Problem requirements: Exact reproduction of the data is required, with images excluded.

==============================

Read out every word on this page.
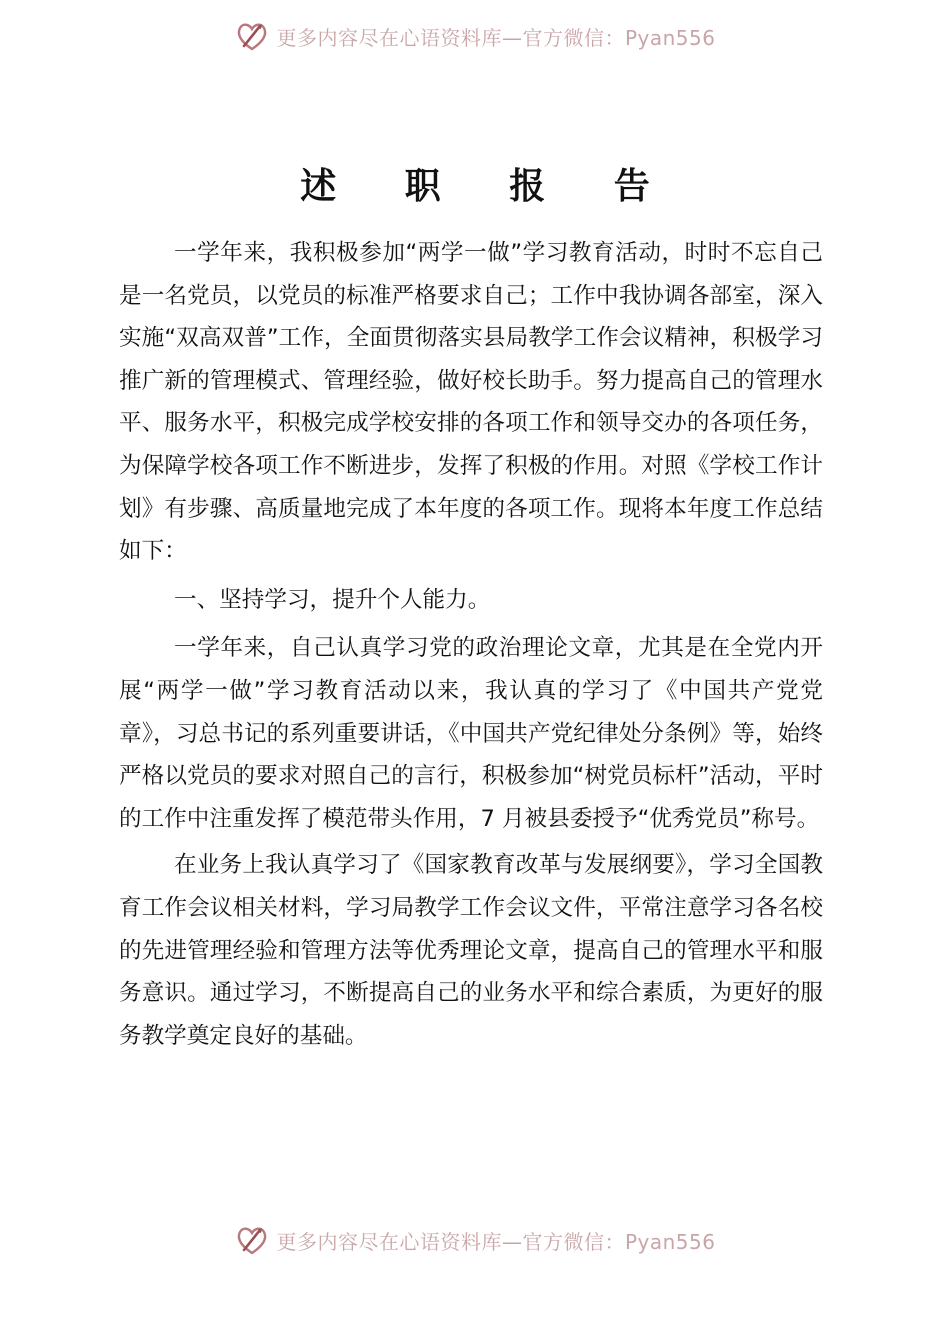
更多内容尽在心语资料库—官方微信：Pyan556
述 职 报 告

一学年来，我积极参加“两学一做”学习教育活动，时时不忘自己是一名党员，以党员的标准严格要求自己；工作中我协调各部室，深入实施“双高双普”工作，全面贯彻落实县局教学工作会议精神，积极学习推广新的管理模式、管理经验，做好校长助手。努力提高自己的管理水平、服务水平，积极完成学校安排的各项工作和领导交办的各项任务，为保障学校各项工作不断进步，发挥了积极的作用。对照《学校工作计划》有步骤、高质量地完成了本年度的各项工作。现将本年度工作总结如下：

一、坚持学习，提升个人能力。

一学年来，自己认真学习党的政治理论文章，尤其是在全党内开展“两学一做”学习教育活动以来，我认真的学习了《中国共产党党章》，习总书记的系列重要讲话，《中国共产党纪律处分条例》等，始终严格以党员的要求对照自己的言行，积极参加“树党员标杆”活动，平时的工作中注重发挥了模范带头作用，7 月被县委授予“优秀党员”称号。

在业务上我认真学习了《国家教育改革与发展纲要》，学习全国教育工作会议相关材料，学习局教学工作会议文件，平常注意学习各名校的先进管理经验和管理方法等优秀理论文章，提高自己的管理水平和服务意识。通过学习，不断提高自己的业务水平和综合素质，为更好的服务教学奠定良好的基础。

更多内容尽在心语资料库—官方微信：Pyan556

==============================

Full output:
Read out every word on this page.
更多内容尽在心语资料库—官方微信：Pyan556
述 职 报 告

一学年来，我积极参加“两学一做”学习教育活动，时时不忘自己是一名党员，以党员的标准严格要求自己；工作中我协调各部室，深入实施“双高双普”工作，全面贯彻落实县局教学工作会议精神，积极学习推广新的管理模式、管理经验，做好校长助手。努力提高自己的管理水平、服务水平，积极完成学校安排的各项工作和领导交办的各项任务，为保障学校各项工作不断进步，发挥了积极的作用。对照《学校工作计划》有步骤、高质量地完成了本年度的各项工作。现将本年度工作总结如下：

一、坚持学习，提升个人能力。

一学年来，自己认真学习党的政治理论文章，尤其是在全党内开展“两学一做”学习教育活动以来，我认真的学习了《中国共产党党章》，习总书记的系列重要讲话，《中国共产党纪律处分条例》等，始终严格以党员的要求对照自己的言行，积极参加“树党员标杆”活动，平时的工作中注重发挥了模范带头作用，7 月被县委授予“优秀党员”称号。

在业务上我认真学习了《国家教育改革与发展纲要》，学习全国教育工作会议相关材料，学习局教学工作会议文件，平常注意学习各名校的先进管理经验和管理方法等优秀理论文章，提高自己的管理水平和服务意识。通过学习，不断提高自己的业务水平和综合素质，为更好的服务教学奠定良好的基础。

更多内容尽在心语资料库—官方微信：Pyan556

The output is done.